▶ Provided data:
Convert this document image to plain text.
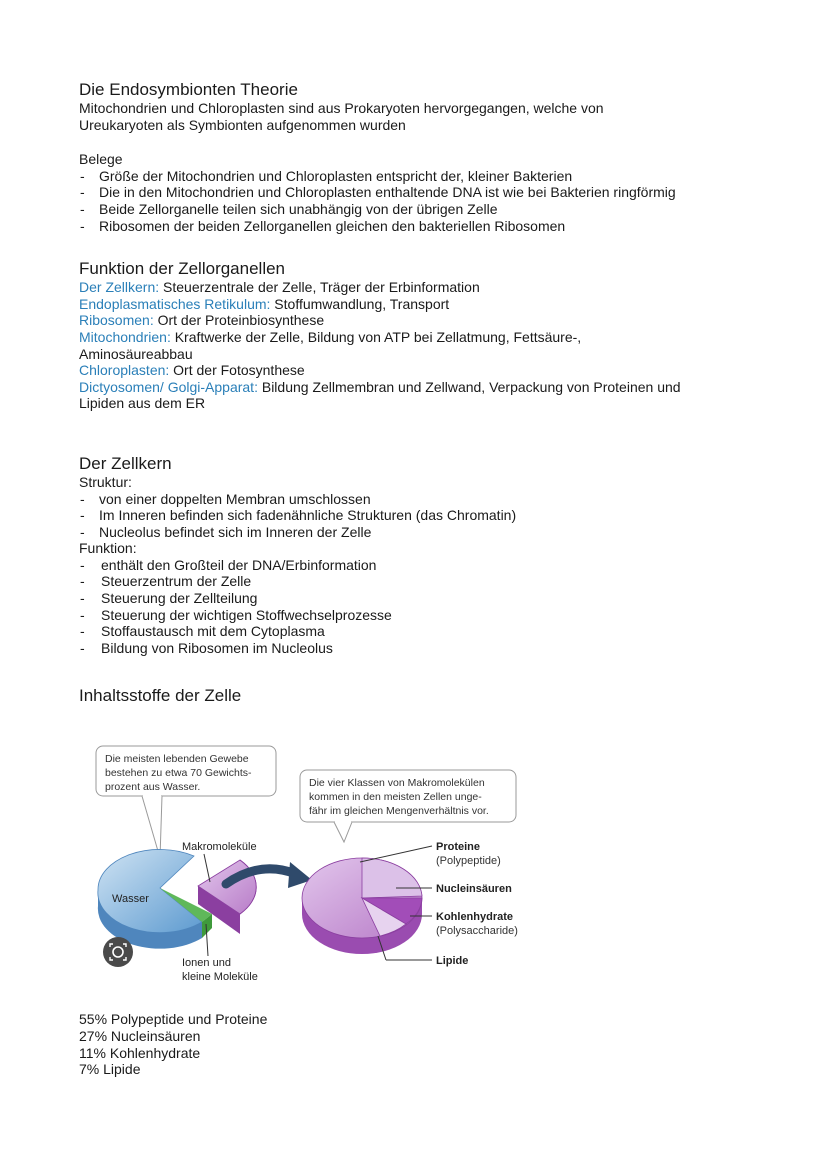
Die Endosymbionten Theorie

Mitochondrien und Chloroplasten sind aus Prokaryoten hervorgegangen, welche von

Ureukaryoten als Symbionten aufgenommen wurden

Belege

- Größe der Mitochondrien und Chloroplasten entspricht der, kleiner Bakterien
- Die in den Mitochondrien und Chloroplasten enthaltende DNA ist wie bei Bakterien ringförmig
- Beide Zellorganelle teilen sich unabhängig von der übrigen Zelle
- Ribosomen der beiden Zellorganellen gleichen den bakteriellen Ribosomen
Funktion der Zellorganellen

Der Zellkern: Steuerzentrale der Zelle, Träger der Erbinformation

Endoplasmatisches Retikulum: Stoffumwandlung, Transport

Ribosomen: Ort der Proteinbiosynthese

Mitochondrien: Kraftwerke der Zelle, Bildung von ATP bei Zellatmung, Fettsäure-,

Aminosäureabbau

Chloroplasten: Ort der Fotosynthese

Dictyosomen/ Golgi-Apparat: Bildung Zellmembran und Zellwand, Verpackung von Proteinen und

Lipiden aus dem ER

Der Zellkern

Struktur:

- von einer doppelten Membran umschlossen
- Im Inneren befinden sich fadenähnliche Strukturen (das Chromatin)
- Nucleolus befindet sich im Inneren der Zelle

Funktion:

- enthält den Großteil der DNA/Erbinformation
- Steuerzentrum der Zelle
- Steuerung der Zellteilung
- Steuerung der wichtigen Stoffwechselprozesse
- Stoffaustausch mit dem Cytoplasma
- Bildung von Ribosomen im Nucleolus
Inhaltsstoffe der Zelle
Die meisten lebenden Gewebe
bestehen zu etwa 70 Gewichts-
prozent aus Wasser.	Die vier Klassen von Makromolekülen
kommen in den meisten Zellen unge-
fähr im gleichen Mengenverhältnis vor.
Wasser
Makromoleküle
Ionen und
kleine Moleküle
Proteine
(Polypeptide)
Nucleinsäuren
Kohlenhydrate
(Polysaccharide)
Lipide

55% Polypeptide und Proteine

27% Nucleinsäuren

11% Kohlenhydrate

7% Lipide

▶ What you need to do:
Repeat everything in the records above exactly, except the pictures.

▶ Written reply:
Convert this document image to plain text.
Die Endosymbionten Theorie

Mitochondrien und Chloroplasten sind aus Prokaryoten hervorgegangen, welche von

Ureukaryoten als Symbionten aufgenommen wurden

Belege

- Größe der Mitochondrien und Chloroplasten entspricht der, kleiner Bakterien
- Die in den Mitochondrien und Chloroplasten enthaltende DNA ist wie bei Bakterien ringförmig
- Beide Zellorganelle teilen sich unabhängig von der übrigen Zelle
- Ribosomen der beiden Zellorganellen gleichen den bakteriellen Ribosomen
Funktion der Zellorganellen

Der Zellkern: Steuerzentrale der Zelle, Träger der Erbinformation

Endoplasmatisches Retikulum: Stoffumwandlung, Transport

Ribosomen: Ort der Proteinbiosynthese

Mitochondrien: Kraftwerke der Zelle, Bildung von ATP bei Zellatmung, Fettsäure-,

Aminosäureabbau

Chloroplasten: Ort der Fotosynthese

Dictyosomen/ Golgi-Apparat: Bildung Zellmembran und Zellwand, Verpackung von Proteinen und

Lipiden aus dem ER

Der Zellkern

Struktur:

- von einer doppelten Membran umschlossen
- Im Inneren befinden sich fadenähnliche Strukturen (das Chromatin)
- Nucleolus befindet sich im Inneren der Zelle

Funktion:

- enthält den Großteil der DNA/Erbinformation
- Steuerzentrum der Zelle
- Steuerung der Zellteilung
- Steuerung der wichtigen Stoffwechselprozesse
- Stoffaustausch mit dem Cytoplasma
- Bildung von Ribosomen im Nucleolus
Inhaltsstoffe der Zelle
Die meisten lebenden Gewebe
bestehen zu etwa 70 Gewichts-
prozent aus Wasser.	Die vier Klassen von Makromolekülen
kommen in den meisten Zellen unge-
fähr im gleichen Mengenverhältnis vor.
Wasser
Makromoleküle
Ionen und
kleine Moleküle
Proteine
(Polypeptide)
Nucleinsäuren
Kohlenhydrate
(Polysaccharide)
Lipide

55% Polypeptide und Proteine

27% Nucleinsäuren

11% Kohlenhydrate

7% Lipide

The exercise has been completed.